§ **TO DO**: Only lines with the string "shift" matter here; gather them from the material below.

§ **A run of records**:
--

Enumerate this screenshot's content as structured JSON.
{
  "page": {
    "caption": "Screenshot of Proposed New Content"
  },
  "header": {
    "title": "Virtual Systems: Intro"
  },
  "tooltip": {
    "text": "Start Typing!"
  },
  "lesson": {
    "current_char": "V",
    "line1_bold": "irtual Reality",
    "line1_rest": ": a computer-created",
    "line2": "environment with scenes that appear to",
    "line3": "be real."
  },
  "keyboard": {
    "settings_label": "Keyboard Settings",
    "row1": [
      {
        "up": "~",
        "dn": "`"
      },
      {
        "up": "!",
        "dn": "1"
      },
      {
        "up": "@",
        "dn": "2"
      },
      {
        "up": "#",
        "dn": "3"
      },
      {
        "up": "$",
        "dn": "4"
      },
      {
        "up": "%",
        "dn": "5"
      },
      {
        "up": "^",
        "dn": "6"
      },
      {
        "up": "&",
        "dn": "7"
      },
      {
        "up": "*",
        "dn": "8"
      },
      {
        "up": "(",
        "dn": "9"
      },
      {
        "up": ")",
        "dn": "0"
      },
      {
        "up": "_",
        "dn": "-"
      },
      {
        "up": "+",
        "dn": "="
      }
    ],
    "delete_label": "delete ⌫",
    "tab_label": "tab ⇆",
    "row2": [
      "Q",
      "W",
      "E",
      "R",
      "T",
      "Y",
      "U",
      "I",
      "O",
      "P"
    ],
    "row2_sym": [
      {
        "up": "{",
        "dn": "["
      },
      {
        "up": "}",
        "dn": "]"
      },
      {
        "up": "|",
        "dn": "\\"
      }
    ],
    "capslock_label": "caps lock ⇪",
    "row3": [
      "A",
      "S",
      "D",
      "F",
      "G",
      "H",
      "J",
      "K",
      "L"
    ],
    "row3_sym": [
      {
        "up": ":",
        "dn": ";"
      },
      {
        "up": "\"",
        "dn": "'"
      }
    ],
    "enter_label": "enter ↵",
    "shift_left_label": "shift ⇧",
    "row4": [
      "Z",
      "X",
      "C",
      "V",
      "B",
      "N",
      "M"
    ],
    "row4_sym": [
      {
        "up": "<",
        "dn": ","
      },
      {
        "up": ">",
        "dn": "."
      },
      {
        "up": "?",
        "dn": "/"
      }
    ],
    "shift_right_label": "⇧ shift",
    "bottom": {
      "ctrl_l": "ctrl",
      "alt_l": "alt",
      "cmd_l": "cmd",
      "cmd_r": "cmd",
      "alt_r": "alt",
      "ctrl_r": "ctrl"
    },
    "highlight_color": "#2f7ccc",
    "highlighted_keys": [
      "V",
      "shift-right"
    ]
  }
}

--

§ **RESULT BELOW**:
    "shift_left_label": "shift ⇧",
    "shift_right_label": "⇧ shift",
      "shift-right"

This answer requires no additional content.